──────── SOURCE DATA
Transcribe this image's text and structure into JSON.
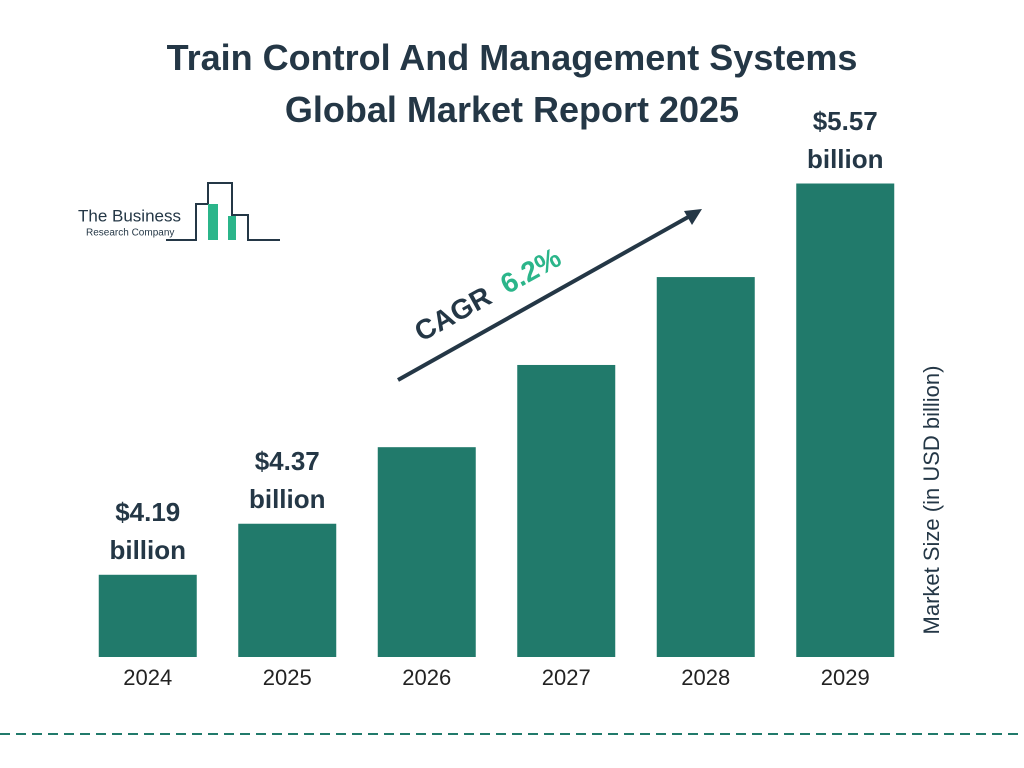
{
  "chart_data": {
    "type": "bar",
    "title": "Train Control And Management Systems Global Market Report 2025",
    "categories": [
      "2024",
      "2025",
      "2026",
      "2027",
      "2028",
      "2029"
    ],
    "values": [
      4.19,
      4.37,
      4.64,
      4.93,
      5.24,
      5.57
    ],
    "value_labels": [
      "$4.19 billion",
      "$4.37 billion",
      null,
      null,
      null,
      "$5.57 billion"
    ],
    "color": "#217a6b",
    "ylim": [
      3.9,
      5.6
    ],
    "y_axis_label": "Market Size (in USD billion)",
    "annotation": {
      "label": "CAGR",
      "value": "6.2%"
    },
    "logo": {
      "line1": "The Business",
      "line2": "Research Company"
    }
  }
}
────────────────
WHAT THIS TASK INVOLVES: Working from the lines above, reproduce the material exactly and exclude its pictures.

FINAL ANSWER:
Transcribe this image's text and structure into JSON.
{
  "chart_data": {
    "type": "bar",
    "title": "Train Control And Management Systems Global Market Report 2025",
    "categories": [
      "2024",
      "2025",
      "2026",
      "2027",
      "2028",
      "2029"
    ],
    "values": [
      4.19,
      4.37,
      4.64,
      4.93,
      5.24,
      5.57
    ],
    "value_labels": [
      "$4.19 billion",
      "$4.37 billion",
      null,
      null,
      null,
      "$5.57 billion"
    ],
    "color": "#217a6b",
    "ylim": [
      3.9,
      5.6
    ],
    "y_axis_label": "Market Size (in USD billion)",
    "annotation": {
      "label": "CAGR",
      "value": "6.2%"
    },
    "logo": {
      "line1": "The Business",
      "line2": "Research Company"
    }
  }
}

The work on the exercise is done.